Data entries
# # # # #
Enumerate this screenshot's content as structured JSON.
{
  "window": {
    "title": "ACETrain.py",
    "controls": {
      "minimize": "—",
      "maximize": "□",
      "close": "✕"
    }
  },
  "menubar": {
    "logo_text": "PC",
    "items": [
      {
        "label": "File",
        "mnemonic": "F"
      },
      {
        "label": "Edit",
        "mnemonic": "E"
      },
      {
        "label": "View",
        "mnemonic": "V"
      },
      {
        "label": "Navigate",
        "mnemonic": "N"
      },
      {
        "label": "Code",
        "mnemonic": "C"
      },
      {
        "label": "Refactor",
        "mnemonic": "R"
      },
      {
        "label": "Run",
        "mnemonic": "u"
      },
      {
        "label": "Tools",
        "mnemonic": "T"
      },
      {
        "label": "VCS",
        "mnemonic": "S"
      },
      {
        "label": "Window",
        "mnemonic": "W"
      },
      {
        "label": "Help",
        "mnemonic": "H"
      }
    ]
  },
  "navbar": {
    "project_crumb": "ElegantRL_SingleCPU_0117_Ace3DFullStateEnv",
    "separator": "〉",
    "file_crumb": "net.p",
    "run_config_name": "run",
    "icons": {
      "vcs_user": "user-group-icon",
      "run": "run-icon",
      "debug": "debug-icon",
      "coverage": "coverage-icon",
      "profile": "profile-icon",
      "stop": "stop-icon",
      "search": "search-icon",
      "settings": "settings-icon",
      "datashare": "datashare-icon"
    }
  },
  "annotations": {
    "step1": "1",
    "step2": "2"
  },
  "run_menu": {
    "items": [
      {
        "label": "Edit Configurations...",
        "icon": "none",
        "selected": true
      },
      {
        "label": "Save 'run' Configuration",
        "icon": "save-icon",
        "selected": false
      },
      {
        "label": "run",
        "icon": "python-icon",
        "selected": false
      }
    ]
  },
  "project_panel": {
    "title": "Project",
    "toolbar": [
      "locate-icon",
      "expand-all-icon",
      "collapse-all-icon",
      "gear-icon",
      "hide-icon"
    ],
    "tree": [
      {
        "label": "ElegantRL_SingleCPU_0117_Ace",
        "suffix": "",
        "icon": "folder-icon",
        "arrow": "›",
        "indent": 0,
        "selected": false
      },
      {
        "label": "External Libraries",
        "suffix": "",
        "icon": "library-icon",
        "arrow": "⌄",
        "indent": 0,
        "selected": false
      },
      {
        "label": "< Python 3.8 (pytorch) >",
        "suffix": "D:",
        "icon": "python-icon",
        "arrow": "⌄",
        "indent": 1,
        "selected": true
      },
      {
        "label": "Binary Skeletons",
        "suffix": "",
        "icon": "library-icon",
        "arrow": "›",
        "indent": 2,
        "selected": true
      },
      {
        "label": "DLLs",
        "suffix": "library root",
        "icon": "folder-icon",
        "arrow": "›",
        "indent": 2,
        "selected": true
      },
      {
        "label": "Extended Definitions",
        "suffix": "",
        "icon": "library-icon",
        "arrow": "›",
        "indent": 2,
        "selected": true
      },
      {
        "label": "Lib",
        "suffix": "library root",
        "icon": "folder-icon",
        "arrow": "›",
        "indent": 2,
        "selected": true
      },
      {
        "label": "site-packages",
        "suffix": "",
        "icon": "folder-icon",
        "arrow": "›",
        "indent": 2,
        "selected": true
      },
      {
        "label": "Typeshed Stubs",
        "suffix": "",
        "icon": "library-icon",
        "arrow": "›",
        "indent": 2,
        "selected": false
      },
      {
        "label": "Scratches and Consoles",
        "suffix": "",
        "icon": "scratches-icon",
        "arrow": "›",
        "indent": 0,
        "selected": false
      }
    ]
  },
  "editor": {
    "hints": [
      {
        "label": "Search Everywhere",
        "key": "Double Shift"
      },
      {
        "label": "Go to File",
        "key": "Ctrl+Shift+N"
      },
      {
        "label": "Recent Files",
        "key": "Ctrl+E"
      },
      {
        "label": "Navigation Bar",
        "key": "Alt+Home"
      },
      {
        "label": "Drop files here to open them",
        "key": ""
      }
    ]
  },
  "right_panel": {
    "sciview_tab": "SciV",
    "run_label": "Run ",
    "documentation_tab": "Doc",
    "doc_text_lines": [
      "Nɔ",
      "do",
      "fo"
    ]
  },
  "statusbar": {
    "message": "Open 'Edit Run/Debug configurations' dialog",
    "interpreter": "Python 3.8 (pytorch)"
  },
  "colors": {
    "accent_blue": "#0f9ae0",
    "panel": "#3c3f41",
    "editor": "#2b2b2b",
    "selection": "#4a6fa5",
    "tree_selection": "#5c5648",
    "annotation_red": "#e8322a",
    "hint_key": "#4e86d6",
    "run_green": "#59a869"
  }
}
# # # # #
WHAT THE TASK ASKS - Using the entries above, find all lines with "mnemonic". Copy them.

RESULT -
        "mnemonic": "F"
        "mnemonic": "E"
        "mnemonic": "V"
        "mnemonic": "N"
        "mnemonic": "C"
        "mnemonic": "R"
        "mnemonic": "u"
        "mnemonic": "T"
        "mnemonic": "S"
        "mnemonic": "W"
        "mnemonic": "H"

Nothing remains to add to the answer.